**Exercise objective**
All lines in which the word "είναι" occurs are to be extracted.

start

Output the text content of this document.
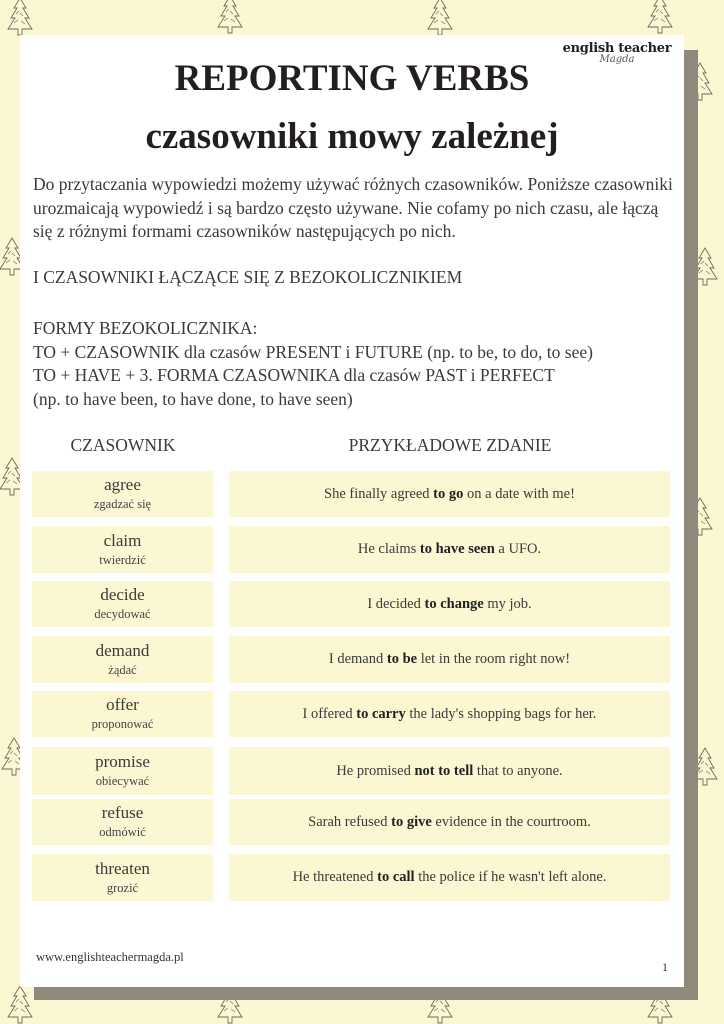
english teacher
Magda
REPORTING VERBS
czasowniki mowy zależnej

Do przytaczania wypowiedzi możemy używać różnych czasowników. Poniższe czasowniki urozmaicają wypowiedź i są bardzo często używane. Nie cofamy po nich czasu, ale łączą się z różnymi formami czasowników następujących po nich.

I CZASOWNIKI ŁĄCZĄCE SIĘ Z BEZOKOLICZNIKIEM

FORMY BEZOKOLICZNIKA:
TO + CZASOWNIK dla czasów PRESENT i FUTURE (np. to be, to do, to see)
TO + HAVE + 3. FORMA CZASOWNIKA dla czasów PAST i PERFECT
(np. to have been, to have done, to have seen)
CZASOWNIK	PRZYKŁADOWE ZDANIE
agree
zgadzać się
She finally agreed to go on a date with me!
claim
twierdzić
He claims to have seen a UFO.
decide
decydować
I decided to change my job.
demand
żądać
I demand to be let in the room right now!
offer
proponować
I offered to carry the lady's shopping bags for her.
promise
obiecywać
He promised not to tell that to anyone.
refuse
odmówić
Sarah refused to give evidence in the courtroom.
threaten
grozić
He threatened to call the police if he wasn't left alone.
www.englishteachermagda.pl
1
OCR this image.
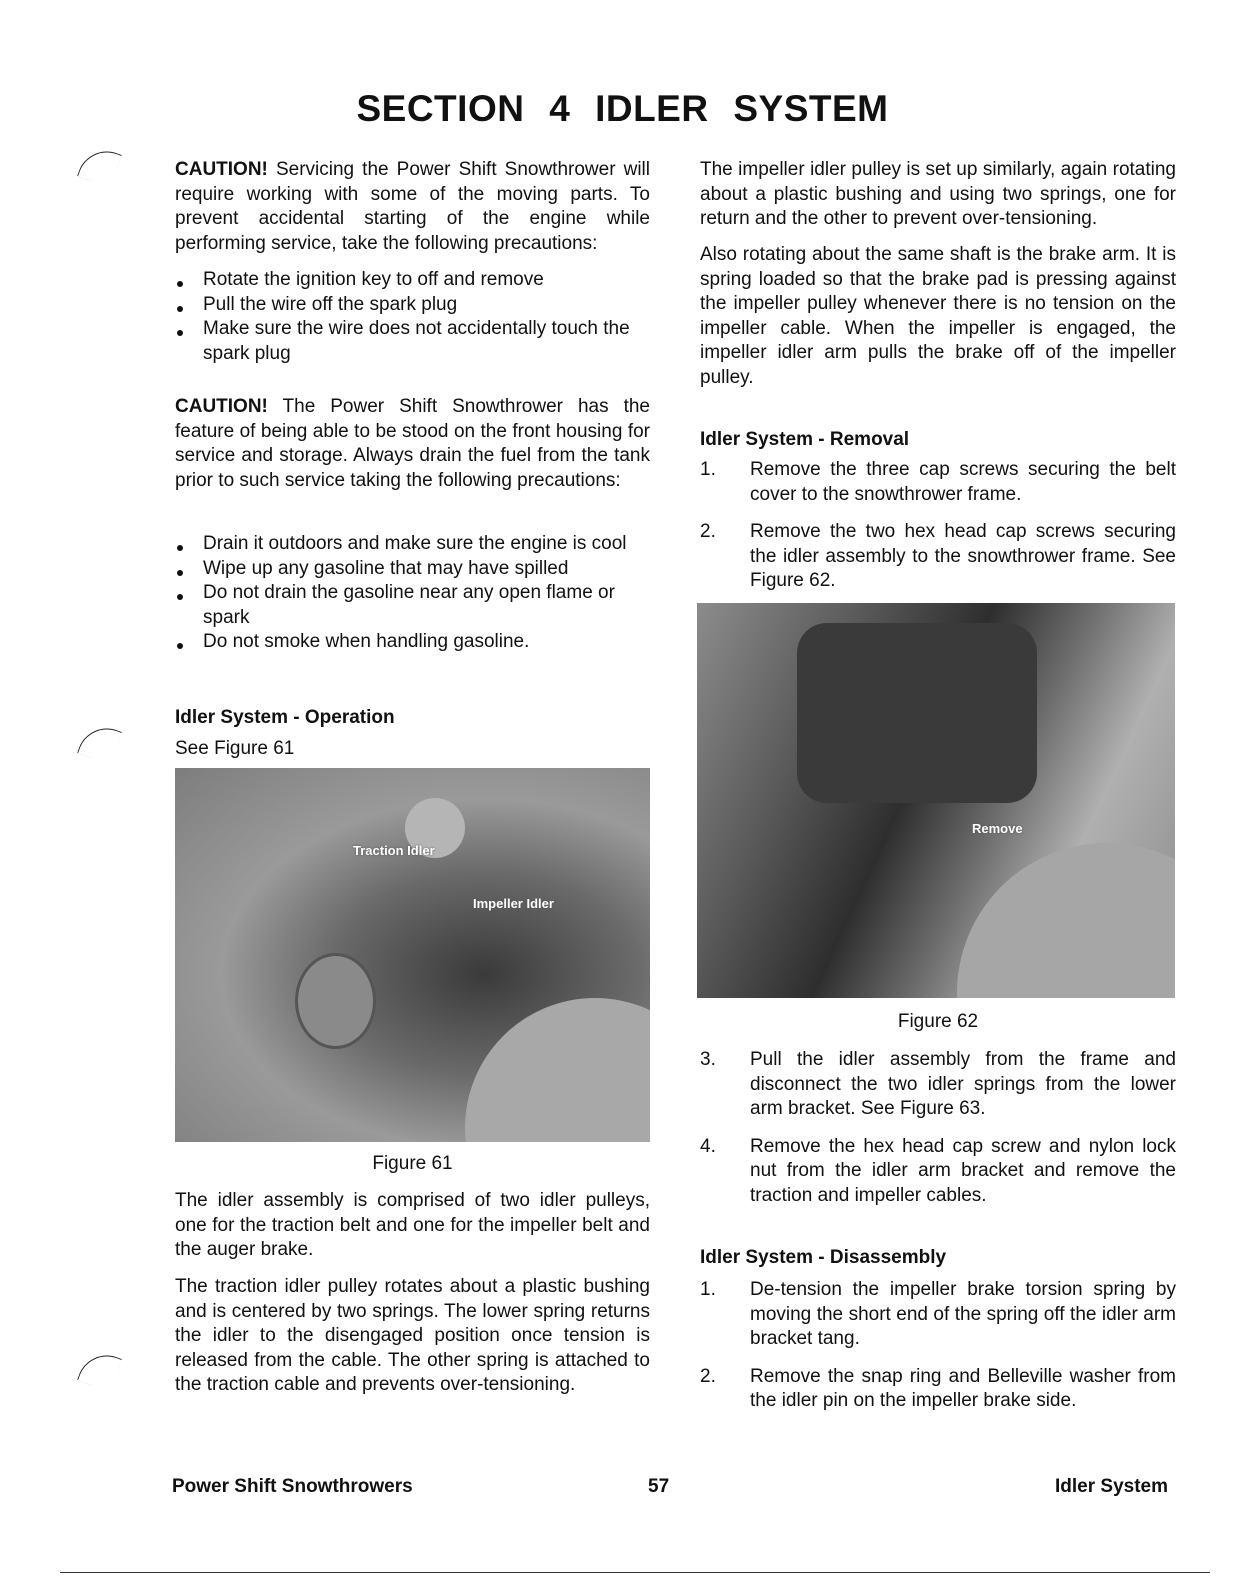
SECTION 4 IDLER SYSTEM

CAUTION! Servicing the Power Shift Snowthrower will require working with some of the moving parts. To prevent accidental starting of the engine while performing service, take the following precautions:

Rotate the ignition key to off and remove
Pull the wire off the spark plug
Make sure the wire does not accidentally touch the spark plug

CAUTION! The Power Shift Snowthrower has the feature of being able to be stood on the front housing for service and storage. Always drain the fuel from the tank prior to such service taking the following precautions:

Drain it outdoors and make sure the engine is cool
Wipe up any gasoline that may have spilled
Do not drain the gasoline near any open flame or spark
Do not smoke when handling gasoline.
Idler System - Operation

See Figure 61

Traction Idler
Impeller Idler
Figure 61

The idler assembly is comprised of two idler pulleys, one for the traction belt and one for the impeller belt and the auger brake.

The traction idler pulley rotates about a plastic bushing and is centered by two springs. The lower spring returns the idler to the disengaged position once tension is released from the cable. The other spring is attached to the traction cable and prevents over-tensioning.

The impeller idler pulley is set up similarly, again rotating about a plastic bushing and using two springs, one for return and the other to prevent over-tensioning.

Also rotating about the same shaft is the brake arm. It is spring loaded so that the brake pad is pressing against the impeller pulley whenever there is no tension on the impeller cable. When the impeller is engaged, the impeller idler arm pulls the brake off of the impeller pulley.

Idler System - Removal
1. Remove the three cap screws securing the belt cover to the snowthrower frame.
2. Remove the two hex head cap screws securing the idler assembly to the snowthrower frame. See Figure 62.
Remove
Figure 62
3. Pull the idler assembly from the frame and disconnect the two idler springs from the lower arm bracket. See Figure 63.
4. Remove the hex head cap screw and nylon lock nut from the idler arm bracket and remove the traction and impeller cables.
Idler System - Disassembly
1. De-tension the impeller brake torsion spring by moving the short end of the spring off the idler arm bracket tang.
2. Remove the snap ring and Belleville washer from the idler pin on the impeller brake side.
Power Shift Snowthrowers	57	Idler System
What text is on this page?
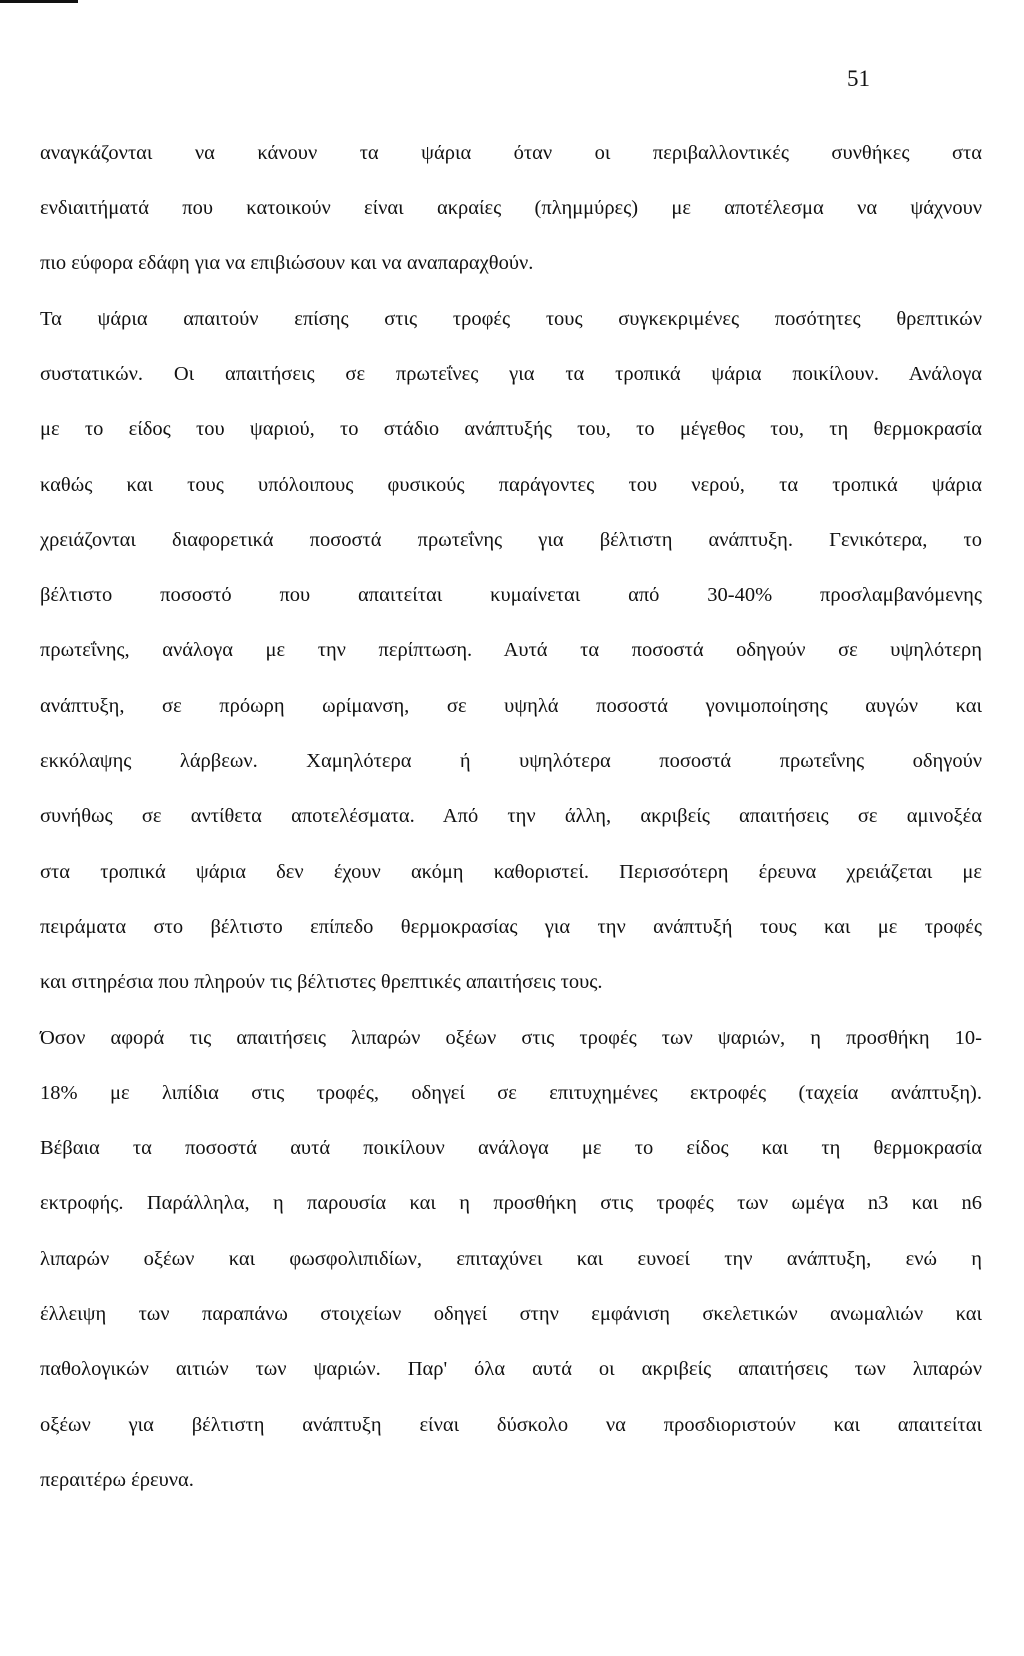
51
αναγκάζονται να κάνουν τα ψάρια όταν οι περιβαλλοντικές συνθήκες στα
ενδιαιτήματά που κατοικούν είναι ακραίες (πλημμύρες) με αποτέλεσμα να ψάχνουν
πιο εύφορα εδάφη για να επιβιώσουν και να αναπαραχθούν.
Τα ψάρια απαιτούν επίσης στις τροφές τους συγκεκριμένες ποσότητες θρεπτικών
συστατικών. Οι απαιτήσεις σε πρωτεΐνες για τα τροπικά ψάρια ποικίλουν. Ανάλογα
με το είδος του ψαριού, το στάδιο ανάπτυξής του, το μέγεθος του, τη θερμοκρασία
καθώς και τους υπόλοιπους φυσικούς παράγοντες του νερού, τα τροπικά ψάρια
χρειάζονται διαφορετικά ποσοστά πρωτεΐνης για βέλτιστη ανάπτυξη. Γενικότερα, το
βέλτιστο ποσοστό που απαιτείται κυμαίνεται από 30-40% προσλαμβανόμενης
πρωτεΐνης, ανάλογα με την περίπτωση. Αυτά τα ποσοστά οδηγούν σε υψηλότερη
ανάπτυξη, σε πρόωρη ωρίμανση, σε υψηλά ποσοστά γονιμοποίησης αυγών και
εκκόλαψης λάρβεων. Χαμηλότερα ή υψηλότερα ποσοστά πρωτεΐνης οδηγούν
συνήθως σε αντίθετα αποτελέσματα. Από την άλλη, ακριβείς απαιτήσεις σε αμινοξέα
στα τροπικά ψάρια δεν έχουν ακόμη καθοριστεί. Περισσότερη έρευνα χρειάζεται με
πειράματα στο βέλτιστο επίπεδο θερμοκρασίας για την ανάπτυξή τους και με τροφές
και σιτηρέσια που πληρούν τις βέλτιστες θρεπτικές απαιτήσεις τους.
Όσον αφορά τις απαιτήσεις λιπαρών οξέων στις τροφές των ψαριών, η προσθήκη 10-
18% με λιπίδια στις τροφές, οδηγεί σε επιτυχημένες εκτροφές (ταχεία ανάπτυξη).
Βέβαια τα ποσοστά αυτά ποικίλουν ανάλογα με το είδος και τη θερμοκρασία
εκτροφής. Παράλληλα, η παρουσία και η προσθήκη στις τροφές των ωμέγα n3 και n6
λιπαρών οξέων και φωσφολιπιδίων, επιταχύνει και ευνοεί την ανάπτυξη, ενώ η
έλλειψη των παραπάνω στοιχείων οδηγεί στην εμφάνιση σκελετικών ανωμαλιών και
παθολογικών αιτιών των ψαριών. Παρ' όλα αυτά οι ακριβείς απαιτήσεις των λιπαρών
οξέων για βέλτιστη ανάπτυξη είναι δύσκολο να προσδιοριστούν και απαιτείται
περαιτέρω έρευνα.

end

**Response**
ενδιαιτήματά που κατοικούν είναι ακραίες (πλημμύρες) με αποτέλεσμα να ψάχνουν
οξέων για βέλτιστη ανάπτυξη είναι δύσκολο να προσδιοριστούν και απαιτείται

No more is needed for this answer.